[Task prompt] Please list all lines of the material below in which the string "dhukira" occurs.

- - -

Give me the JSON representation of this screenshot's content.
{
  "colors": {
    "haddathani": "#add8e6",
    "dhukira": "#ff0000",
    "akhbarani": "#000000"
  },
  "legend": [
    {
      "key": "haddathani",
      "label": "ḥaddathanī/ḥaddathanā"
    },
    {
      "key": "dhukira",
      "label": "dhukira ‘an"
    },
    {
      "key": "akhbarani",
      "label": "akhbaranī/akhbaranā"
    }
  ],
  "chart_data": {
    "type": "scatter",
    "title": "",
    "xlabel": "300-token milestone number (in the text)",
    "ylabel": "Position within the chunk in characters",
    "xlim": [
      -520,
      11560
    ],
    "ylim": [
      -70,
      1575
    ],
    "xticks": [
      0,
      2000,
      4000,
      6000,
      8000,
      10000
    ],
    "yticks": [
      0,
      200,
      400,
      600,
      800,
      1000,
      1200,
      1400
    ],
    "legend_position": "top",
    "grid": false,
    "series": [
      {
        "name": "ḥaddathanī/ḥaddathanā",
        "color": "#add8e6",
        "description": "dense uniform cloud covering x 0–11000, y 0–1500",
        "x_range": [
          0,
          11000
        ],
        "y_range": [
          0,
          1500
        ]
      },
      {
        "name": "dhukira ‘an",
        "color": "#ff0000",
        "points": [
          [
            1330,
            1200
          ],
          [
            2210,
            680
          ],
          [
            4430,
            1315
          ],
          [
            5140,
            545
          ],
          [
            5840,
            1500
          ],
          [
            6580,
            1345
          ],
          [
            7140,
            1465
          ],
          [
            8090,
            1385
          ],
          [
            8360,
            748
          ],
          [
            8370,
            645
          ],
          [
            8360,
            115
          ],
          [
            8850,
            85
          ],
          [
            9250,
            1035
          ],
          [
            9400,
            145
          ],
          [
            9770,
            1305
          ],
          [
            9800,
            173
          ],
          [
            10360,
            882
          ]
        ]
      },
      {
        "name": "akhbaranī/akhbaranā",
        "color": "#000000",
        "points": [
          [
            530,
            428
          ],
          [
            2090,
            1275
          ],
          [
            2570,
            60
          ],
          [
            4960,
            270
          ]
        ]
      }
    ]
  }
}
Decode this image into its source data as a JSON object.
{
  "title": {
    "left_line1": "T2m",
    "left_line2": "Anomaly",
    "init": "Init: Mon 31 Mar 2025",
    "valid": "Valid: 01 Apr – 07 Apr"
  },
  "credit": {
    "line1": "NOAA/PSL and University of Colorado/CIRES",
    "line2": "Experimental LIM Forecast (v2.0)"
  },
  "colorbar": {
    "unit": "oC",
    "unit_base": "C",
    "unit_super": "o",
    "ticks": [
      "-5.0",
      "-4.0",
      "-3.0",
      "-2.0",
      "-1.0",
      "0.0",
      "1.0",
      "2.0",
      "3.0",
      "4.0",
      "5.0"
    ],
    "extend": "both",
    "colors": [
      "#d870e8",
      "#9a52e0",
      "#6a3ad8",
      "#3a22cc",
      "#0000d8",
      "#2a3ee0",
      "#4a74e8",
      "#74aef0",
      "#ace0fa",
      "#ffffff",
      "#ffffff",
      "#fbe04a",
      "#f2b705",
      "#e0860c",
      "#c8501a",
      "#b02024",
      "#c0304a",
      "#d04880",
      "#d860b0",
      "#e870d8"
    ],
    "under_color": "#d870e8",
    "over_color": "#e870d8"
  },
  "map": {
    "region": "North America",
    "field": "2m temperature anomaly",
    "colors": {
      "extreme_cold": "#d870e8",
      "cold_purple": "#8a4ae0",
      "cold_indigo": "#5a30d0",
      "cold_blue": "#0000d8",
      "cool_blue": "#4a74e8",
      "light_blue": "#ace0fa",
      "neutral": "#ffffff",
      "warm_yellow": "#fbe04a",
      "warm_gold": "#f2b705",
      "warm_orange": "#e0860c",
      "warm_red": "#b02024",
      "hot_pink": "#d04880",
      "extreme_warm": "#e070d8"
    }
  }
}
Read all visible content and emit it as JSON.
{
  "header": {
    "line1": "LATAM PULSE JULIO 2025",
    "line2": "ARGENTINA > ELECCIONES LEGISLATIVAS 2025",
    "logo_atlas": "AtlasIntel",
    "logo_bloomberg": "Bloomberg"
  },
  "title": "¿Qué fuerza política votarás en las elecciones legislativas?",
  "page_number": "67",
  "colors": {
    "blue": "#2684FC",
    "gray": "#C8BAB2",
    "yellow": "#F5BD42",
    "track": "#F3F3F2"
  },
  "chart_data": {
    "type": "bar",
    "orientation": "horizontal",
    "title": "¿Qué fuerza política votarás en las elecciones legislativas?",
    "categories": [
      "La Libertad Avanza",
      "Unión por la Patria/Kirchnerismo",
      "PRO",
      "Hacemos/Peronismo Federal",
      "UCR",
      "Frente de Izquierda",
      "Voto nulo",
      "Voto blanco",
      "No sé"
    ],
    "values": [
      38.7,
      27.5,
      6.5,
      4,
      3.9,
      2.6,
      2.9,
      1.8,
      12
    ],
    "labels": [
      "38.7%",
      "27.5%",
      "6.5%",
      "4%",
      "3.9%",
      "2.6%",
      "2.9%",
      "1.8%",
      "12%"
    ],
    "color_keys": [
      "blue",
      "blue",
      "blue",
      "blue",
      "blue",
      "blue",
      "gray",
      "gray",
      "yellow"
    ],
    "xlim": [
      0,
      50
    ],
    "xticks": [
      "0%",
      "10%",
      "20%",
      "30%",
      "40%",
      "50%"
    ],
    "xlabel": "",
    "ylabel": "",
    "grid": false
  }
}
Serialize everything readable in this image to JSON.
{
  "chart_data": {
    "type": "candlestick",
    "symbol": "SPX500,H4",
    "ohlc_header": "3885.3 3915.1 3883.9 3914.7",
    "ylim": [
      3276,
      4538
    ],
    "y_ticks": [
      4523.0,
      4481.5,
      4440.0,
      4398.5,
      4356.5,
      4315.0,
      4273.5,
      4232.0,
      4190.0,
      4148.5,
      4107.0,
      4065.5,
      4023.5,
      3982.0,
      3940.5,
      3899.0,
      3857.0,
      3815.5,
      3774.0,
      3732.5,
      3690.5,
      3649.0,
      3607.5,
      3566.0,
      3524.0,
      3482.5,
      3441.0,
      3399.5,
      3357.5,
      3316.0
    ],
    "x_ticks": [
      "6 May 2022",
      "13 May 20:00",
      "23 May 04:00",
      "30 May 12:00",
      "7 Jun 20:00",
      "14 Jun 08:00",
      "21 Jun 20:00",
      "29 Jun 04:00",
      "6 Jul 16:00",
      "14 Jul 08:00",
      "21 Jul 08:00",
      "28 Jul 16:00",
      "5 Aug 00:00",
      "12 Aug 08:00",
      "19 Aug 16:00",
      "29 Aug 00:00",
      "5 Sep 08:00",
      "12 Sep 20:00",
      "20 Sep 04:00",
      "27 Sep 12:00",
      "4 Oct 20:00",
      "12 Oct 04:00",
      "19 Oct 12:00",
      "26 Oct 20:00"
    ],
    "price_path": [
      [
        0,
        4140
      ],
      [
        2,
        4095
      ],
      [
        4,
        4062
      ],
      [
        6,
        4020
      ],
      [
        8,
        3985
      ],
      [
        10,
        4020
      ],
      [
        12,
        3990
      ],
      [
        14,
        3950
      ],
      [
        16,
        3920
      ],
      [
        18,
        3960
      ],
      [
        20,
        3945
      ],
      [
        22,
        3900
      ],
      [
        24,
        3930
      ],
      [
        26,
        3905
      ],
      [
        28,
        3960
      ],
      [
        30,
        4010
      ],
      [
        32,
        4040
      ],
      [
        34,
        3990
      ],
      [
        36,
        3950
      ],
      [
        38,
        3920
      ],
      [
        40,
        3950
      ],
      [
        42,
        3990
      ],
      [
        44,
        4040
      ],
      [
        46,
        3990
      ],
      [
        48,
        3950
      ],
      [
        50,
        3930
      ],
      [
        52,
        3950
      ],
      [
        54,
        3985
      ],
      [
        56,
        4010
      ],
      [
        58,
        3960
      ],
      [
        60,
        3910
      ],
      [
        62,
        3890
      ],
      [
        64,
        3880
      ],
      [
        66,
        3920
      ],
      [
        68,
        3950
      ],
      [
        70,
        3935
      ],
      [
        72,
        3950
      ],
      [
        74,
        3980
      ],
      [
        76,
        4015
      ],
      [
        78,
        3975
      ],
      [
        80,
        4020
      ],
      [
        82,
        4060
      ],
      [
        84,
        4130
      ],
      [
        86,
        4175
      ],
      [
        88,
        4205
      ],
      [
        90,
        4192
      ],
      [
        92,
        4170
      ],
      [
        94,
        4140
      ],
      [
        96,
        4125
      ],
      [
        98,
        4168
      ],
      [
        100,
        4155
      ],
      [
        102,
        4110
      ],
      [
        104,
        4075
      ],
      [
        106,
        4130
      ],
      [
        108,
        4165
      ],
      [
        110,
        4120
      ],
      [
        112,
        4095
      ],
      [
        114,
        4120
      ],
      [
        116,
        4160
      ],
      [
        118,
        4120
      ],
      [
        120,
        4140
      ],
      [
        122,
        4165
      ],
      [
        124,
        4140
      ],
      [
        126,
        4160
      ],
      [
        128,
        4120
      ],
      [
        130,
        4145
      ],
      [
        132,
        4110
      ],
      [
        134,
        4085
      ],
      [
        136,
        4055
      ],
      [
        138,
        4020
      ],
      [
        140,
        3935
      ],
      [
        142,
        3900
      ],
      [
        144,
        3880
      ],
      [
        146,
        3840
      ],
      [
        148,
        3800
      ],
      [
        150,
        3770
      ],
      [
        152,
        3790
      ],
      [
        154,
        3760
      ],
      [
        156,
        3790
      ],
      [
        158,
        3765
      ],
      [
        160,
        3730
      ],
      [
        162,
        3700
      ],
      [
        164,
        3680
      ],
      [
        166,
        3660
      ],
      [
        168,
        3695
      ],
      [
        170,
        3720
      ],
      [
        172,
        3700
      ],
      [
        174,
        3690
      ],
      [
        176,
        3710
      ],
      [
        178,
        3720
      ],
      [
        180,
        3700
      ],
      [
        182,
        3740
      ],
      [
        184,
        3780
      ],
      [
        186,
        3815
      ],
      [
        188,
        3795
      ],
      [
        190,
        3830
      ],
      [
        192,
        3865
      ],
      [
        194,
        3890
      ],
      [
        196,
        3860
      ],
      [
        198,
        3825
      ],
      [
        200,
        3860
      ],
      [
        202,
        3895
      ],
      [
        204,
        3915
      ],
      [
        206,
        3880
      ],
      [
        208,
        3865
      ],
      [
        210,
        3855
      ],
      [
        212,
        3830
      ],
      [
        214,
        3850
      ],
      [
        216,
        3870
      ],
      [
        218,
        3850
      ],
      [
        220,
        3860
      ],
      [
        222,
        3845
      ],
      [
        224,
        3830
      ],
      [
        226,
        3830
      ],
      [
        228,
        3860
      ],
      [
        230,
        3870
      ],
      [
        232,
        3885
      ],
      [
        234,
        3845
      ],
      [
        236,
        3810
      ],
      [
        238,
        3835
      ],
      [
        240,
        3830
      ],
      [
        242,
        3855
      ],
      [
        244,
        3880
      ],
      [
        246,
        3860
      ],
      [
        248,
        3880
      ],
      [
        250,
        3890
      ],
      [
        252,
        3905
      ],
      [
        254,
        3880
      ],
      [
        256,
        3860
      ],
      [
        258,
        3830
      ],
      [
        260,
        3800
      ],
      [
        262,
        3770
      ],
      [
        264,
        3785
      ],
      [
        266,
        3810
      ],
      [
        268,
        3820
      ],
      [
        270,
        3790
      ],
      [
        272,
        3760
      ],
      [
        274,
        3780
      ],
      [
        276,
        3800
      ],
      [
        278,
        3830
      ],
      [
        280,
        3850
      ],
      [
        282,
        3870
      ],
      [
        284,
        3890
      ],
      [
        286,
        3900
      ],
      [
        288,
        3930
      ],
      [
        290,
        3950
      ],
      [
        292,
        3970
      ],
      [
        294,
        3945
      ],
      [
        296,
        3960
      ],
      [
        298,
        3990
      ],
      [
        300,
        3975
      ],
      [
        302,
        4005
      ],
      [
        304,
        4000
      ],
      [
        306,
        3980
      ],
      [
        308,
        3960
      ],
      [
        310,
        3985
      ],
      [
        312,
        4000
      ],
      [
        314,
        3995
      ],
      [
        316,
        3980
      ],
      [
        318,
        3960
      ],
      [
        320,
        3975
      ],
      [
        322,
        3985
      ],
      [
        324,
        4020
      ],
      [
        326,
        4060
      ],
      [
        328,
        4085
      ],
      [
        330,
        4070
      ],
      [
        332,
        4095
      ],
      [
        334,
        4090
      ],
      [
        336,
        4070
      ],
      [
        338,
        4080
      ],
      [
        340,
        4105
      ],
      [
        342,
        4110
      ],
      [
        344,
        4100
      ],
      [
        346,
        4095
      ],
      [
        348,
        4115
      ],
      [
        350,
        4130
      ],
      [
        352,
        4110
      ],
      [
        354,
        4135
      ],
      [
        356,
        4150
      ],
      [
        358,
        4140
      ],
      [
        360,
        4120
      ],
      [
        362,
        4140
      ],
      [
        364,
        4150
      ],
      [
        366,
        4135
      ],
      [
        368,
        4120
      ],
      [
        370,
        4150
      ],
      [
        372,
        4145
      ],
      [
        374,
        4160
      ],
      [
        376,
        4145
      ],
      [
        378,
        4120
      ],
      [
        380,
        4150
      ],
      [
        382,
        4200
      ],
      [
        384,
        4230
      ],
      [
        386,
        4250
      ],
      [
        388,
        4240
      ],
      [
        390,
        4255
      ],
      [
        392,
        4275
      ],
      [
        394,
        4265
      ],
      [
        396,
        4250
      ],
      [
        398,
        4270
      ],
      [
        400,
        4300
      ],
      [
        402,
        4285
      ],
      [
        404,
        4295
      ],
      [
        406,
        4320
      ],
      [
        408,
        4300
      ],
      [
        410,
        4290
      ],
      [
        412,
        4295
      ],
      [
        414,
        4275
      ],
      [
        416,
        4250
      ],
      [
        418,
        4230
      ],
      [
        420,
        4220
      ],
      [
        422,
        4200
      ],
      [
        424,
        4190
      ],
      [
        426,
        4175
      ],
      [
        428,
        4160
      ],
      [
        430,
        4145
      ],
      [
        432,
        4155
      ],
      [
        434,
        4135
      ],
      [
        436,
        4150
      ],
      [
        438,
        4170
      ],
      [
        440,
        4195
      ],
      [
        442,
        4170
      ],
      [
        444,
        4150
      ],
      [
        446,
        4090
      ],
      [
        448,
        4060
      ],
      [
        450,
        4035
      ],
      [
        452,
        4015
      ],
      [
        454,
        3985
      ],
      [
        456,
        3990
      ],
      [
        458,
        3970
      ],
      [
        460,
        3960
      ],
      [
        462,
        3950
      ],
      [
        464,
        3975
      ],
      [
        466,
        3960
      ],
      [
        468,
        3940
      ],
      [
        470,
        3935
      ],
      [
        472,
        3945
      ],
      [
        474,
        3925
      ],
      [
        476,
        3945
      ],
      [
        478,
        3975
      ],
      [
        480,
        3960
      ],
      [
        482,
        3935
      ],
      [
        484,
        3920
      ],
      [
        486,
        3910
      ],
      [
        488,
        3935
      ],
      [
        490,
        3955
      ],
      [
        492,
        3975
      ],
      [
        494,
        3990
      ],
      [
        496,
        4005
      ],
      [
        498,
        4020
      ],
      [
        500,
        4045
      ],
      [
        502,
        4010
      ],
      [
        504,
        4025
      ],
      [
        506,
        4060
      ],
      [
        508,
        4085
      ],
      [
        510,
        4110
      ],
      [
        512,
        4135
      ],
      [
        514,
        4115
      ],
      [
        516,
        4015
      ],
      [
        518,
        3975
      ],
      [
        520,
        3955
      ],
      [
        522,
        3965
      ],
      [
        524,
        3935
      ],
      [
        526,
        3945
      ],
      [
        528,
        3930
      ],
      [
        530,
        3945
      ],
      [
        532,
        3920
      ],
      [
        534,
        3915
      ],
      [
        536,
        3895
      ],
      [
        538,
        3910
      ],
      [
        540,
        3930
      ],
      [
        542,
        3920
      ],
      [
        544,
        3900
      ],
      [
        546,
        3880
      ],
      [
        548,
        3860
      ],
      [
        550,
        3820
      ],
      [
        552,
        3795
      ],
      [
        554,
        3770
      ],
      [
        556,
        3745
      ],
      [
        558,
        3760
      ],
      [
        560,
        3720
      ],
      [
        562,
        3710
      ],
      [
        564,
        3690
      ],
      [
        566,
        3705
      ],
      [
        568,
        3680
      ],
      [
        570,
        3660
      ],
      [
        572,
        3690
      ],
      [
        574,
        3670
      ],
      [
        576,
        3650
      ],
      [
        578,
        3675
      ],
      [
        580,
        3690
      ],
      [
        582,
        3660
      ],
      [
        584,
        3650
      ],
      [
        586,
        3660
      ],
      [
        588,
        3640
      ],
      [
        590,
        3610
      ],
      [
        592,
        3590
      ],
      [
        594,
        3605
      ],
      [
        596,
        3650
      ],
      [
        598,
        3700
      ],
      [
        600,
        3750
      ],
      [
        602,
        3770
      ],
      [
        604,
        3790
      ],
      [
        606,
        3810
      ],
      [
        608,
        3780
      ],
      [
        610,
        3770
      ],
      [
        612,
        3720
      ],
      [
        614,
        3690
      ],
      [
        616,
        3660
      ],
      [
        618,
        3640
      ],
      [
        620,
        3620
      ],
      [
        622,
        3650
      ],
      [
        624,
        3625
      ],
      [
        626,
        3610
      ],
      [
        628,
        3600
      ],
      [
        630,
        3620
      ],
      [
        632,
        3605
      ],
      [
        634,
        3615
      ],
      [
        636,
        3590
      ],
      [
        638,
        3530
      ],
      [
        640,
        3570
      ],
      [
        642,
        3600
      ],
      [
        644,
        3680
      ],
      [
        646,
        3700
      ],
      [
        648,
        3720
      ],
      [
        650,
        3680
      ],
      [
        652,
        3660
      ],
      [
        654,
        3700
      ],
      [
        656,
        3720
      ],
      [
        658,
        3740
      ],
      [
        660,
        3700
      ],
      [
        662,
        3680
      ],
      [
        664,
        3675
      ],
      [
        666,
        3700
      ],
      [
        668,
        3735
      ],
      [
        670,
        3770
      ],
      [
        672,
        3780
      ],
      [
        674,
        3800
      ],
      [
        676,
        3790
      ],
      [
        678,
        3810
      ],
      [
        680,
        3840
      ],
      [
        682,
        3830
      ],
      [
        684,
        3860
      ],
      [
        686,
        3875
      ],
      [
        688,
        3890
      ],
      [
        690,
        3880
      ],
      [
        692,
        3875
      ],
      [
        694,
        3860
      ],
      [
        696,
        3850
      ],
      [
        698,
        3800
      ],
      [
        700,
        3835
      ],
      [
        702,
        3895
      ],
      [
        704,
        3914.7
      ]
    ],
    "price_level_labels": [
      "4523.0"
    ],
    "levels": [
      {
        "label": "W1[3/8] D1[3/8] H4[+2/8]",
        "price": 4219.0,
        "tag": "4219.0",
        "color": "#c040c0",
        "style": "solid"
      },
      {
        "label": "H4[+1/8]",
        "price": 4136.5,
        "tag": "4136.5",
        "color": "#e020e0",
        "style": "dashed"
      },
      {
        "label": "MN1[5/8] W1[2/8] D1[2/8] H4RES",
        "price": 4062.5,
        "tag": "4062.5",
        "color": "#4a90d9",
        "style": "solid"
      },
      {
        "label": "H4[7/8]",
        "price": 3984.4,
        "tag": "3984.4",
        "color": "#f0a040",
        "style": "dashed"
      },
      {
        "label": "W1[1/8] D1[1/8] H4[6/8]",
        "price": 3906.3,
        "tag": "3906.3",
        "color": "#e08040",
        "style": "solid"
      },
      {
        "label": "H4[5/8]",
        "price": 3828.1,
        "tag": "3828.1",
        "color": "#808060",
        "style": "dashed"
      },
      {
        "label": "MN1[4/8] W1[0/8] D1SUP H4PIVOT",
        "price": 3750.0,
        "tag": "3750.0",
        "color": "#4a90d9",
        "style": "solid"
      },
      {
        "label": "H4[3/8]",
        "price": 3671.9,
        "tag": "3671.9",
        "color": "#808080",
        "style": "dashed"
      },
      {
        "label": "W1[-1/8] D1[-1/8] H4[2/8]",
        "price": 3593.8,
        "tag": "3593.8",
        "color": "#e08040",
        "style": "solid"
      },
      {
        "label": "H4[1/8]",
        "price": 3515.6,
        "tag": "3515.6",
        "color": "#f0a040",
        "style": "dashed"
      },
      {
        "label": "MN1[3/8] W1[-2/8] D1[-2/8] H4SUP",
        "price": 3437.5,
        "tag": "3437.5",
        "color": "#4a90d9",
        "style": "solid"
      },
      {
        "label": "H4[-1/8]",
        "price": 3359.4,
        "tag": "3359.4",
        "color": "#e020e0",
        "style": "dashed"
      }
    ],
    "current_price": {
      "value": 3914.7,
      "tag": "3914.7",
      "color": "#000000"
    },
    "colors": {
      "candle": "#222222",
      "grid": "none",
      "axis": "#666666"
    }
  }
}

- - -

[Written response]
    "dhukira": "#ff0000",
      "key": "dhukira",
      "label": "dhukira ‘an"
        "name": "dhukira ‘an",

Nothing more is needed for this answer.